Record extracts:
+-------+

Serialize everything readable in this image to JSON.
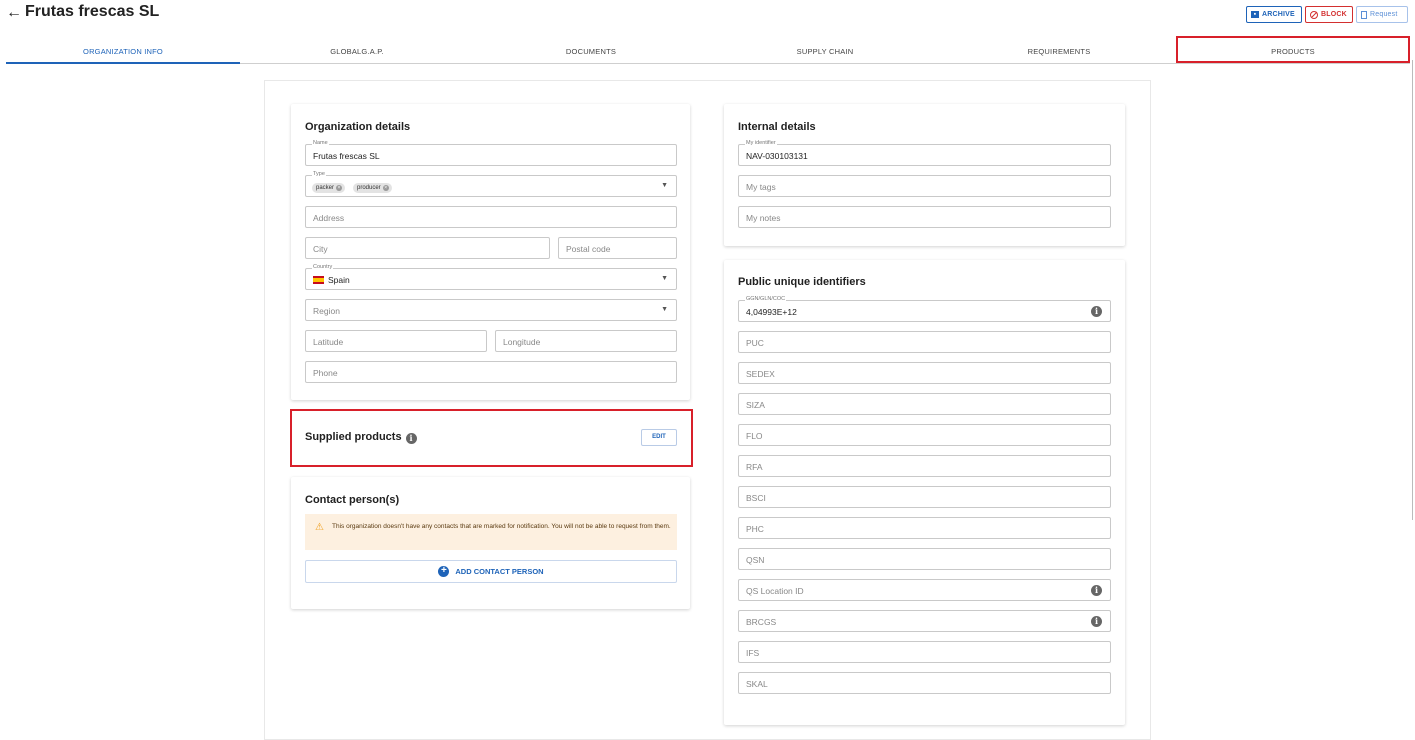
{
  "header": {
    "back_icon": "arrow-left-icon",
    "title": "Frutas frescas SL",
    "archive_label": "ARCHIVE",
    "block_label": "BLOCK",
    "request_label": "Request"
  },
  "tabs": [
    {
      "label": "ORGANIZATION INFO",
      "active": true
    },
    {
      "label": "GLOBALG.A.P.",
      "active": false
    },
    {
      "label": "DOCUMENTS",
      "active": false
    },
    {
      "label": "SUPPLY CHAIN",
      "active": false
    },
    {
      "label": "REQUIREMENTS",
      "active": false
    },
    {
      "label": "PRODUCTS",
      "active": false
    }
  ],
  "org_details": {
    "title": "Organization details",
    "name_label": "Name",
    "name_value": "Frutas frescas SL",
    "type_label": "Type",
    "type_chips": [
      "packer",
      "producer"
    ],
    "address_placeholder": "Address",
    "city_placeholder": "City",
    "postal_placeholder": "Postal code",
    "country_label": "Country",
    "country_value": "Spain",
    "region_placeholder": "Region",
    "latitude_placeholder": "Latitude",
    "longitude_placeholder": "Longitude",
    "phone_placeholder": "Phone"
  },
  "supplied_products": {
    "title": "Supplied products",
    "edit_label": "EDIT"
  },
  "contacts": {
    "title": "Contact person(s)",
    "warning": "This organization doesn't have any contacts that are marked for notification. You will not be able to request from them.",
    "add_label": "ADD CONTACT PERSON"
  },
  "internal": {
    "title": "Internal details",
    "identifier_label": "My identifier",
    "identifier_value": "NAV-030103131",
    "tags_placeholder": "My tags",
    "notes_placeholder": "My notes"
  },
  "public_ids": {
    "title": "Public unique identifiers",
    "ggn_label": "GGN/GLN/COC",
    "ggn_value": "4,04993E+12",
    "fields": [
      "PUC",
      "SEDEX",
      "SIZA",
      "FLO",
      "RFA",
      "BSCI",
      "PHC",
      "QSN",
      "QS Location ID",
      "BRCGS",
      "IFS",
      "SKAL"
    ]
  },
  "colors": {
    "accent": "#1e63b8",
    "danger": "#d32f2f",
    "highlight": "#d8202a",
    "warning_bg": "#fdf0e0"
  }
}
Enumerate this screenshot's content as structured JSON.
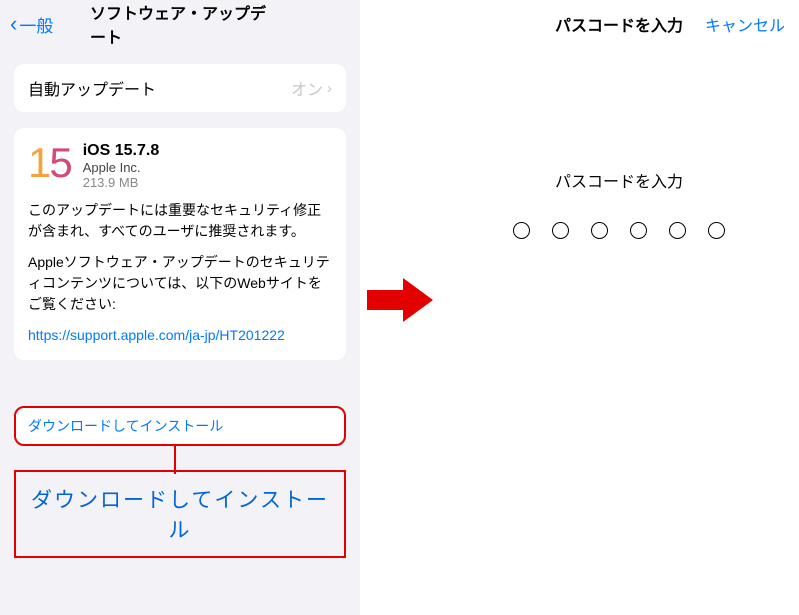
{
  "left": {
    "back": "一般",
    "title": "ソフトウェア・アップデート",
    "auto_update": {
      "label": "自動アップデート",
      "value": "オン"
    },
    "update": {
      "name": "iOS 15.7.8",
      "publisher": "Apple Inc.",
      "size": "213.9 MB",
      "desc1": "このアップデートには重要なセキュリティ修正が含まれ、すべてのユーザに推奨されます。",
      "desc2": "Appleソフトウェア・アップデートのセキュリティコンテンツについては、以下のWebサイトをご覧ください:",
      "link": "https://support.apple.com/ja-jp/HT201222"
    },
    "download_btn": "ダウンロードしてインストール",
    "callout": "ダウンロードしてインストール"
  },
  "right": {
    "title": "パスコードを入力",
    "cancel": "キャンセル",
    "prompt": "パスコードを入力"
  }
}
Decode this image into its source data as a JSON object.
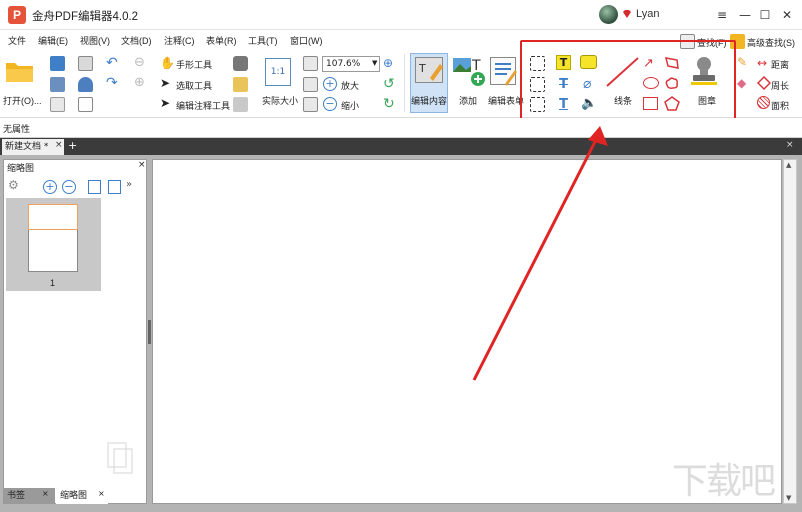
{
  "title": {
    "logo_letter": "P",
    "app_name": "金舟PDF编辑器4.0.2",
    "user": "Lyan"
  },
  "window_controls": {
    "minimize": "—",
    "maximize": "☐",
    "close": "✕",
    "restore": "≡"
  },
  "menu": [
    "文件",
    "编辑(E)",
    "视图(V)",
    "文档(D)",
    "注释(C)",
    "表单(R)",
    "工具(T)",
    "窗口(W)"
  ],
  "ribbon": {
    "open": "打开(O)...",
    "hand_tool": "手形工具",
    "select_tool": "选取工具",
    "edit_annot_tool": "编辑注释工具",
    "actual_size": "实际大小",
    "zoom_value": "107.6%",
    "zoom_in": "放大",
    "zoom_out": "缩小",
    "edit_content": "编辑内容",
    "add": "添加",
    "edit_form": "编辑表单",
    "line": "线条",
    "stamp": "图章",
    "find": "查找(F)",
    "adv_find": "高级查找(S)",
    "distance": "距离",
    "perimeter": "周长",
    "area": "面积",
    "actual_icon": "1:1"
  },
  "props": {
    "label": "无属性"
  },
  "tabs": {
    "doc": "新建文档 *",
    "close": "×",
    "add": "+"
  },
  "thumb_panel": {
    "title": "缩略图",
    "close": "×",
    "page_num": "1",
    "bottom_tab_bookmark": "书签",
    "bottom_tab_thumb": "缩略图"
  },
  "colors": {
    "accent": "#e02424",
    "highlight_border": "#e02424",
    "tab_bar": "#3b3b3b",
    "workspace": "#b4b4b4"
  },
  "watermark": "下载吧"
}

+-------+

Aim of the exercise:
Each entry gets copied exactly; the pictures stay out.

Response to this exercise:
Serialize everything readable in this image to JSON.
{
  "header": {
    "back_icon": "arrow-left-icon",
    "title": "Frutas frescas SL",
    "archive_label": "ARCHIVE",
    "block_label": "BLOCK",
    "request_label": "Request"
  },
  "tabs": [
    {
      "label": "ORGANIZATION INFO",
      "active": true
    },
    {
      "label": "GLOBALG.A.P.",
      "active": false
    },
    {
      "label": "DOCUMENTS",
      "active": false
    },
    {
      "label": "SUPPLY CHAIN",
      "active": false
    },
    {
      "label": "REQUIREMENTS",
      "active": false
    },
    {
      "label": "PRODUCTS",
      "active": false
    }
  ],
  "org_details": {
    "title": "Organization details",
    "name_label": "Name",
    "name_value": "Frutas frescas SL",
    "type_label": "Type",
    "type_chips": [
      "packer",
      "producer"
    ],
    "address_placeholder": "Address",
    "city_placeholder": "City",
    "postal_placeholder": "Postal code",
    "country_label": "Country",
    "country_value": "Spain",
    "region_placeholder": "Region",
    "latitude_placeholder": "Latitude",
    "longitude_placeholder": "Longitude",
    "phone_placeholder": "Phone"
  },
  "supplied_products": {
    "title": "Supplied products",
    "edit_label": "EDIT"
  },
  "contacts": {
    "title": "Contact person(s)",
    "warning": "This organization doesn't have any contacts that are marked for notification. You will not be able to request from them.",
    "add_label": "ADD CONTACT PERSON"
  },
  "internal": {
    "title": "Internal details",
    "identifier_label": "My identifier",
    "identifier_value": "NAV-030103131",
    "tags_placeholder": "My tags",
    "notes_placeholder": "My notes"
  },
  "public_ids": {
    "title": "Public unique identifiers",
    "ggn_label": "GGN/GLN/COC",
    "ggn_value": "4,04993E+12",
    "fields": [
      "PUC",
      "SEDEX",
      "SIZA",
      "FLO",
      "RFA",
      "BSCI",
      "PHC",
      "QSN",
      "QS Location ID",
      "BRCGS",
      "IFS",
      "SKAL"
    ]
  },
  "colors": {
    "accent": "#1e63b8",
    "danger": "#d32f2f",
    "highlight": "#d8202a",
    "warning_bg": "#fdf0e0"
  }
}
Enumerate this screenshot's content as structured JSON.
{
  "left": {
    "back": "一般",
    "title": "ソフトウェア・アップデート",
    "auto_update": {
      "label": "自動アップデート",
      "value": "オン"
    },
    "update": {
      "name": "iOS 15.7.8",
      "publisher": "Apple Inc.",
      "size": "213.9 MB",
      "desc1": "このアップデートには重要なセキュリティ修正が含まれ、すべてのユーザに推奨されます。",
      "desc2": "Appleソフトウェア・アップデートのセキュリティコンテンツについては、以下のWebサイトをご覧ください:",
      "link": "https://support.apple.com/ja-jp/HT201222"
    },
    "download_btn": "ダウンロードしてインストール",
    "callout": "ダウンロードしてインストール"
  },
  "right": {
    "title": "パスコードを入力",
    "cancel": "キャンセル",
    "prompt": "パスコードを入力"
  }
}
Decode this image into its source data as a JSON object.
{
  "title": {
    "logo_letter": "P",
    "app_name": "金舟PDF编辑器4.0.2",
    "user": "Lyan"
  },
  "window_controls": {
    "minimize": "—",
    "maximize": "☐",
    "close": "✕",
    "restore": "≡"
  },
  "menu": [
    "文件",
    "编辑(E)",
    "视图(V)",
    "文档(D)",
    "注释(C)",
    "表单(R)",
    "工具(T)",
    "窗口(W)"
  ],
  "ribbon": {
    "open": "打开(O)...",
    "hand_tool": "手形工具",
    "select_tool": "选取工具",
    "edit_annot_tool": "编辑注释工具",
    "actual_size": "实际大小",
    "zoom_value": "107.6%",
    "zoom_in": "放大",
    "zoom_out": "缩小",
    "edit_content": "编辑内容",
    "add": "添加",
    "edit_form": "编辑表单",
    "line": "线条",
    "stamp": "图章",
    "find": "查找(F)",
    "adv_find": "高级查找(S)",
    "distance": "距离",
    "perimeter": "周长",
    "area": "面积",
    "actual_icon": "1:1"
  },
  "props": {
    "label": "无属性"
  },
  "tabs": {
    "doc": "新建文档 *",
    "close": "×",
    "add": "+"
  },
  "thumb_panel": {
    "title": "缩略图",
    "close": "×",
    "page_num": "1",
    "bottom_tab_bookmark": "书签",
    "bottom_tab_thumb": "缩略图"
  },
  "colors": {
    "accent": "#e02424",
    "highlight_border": "#e02424",
    "tab_bar": "#3b3b3b",
    "workspace": "#b4b4b4"
  },
  "watermark": "下载吧"
}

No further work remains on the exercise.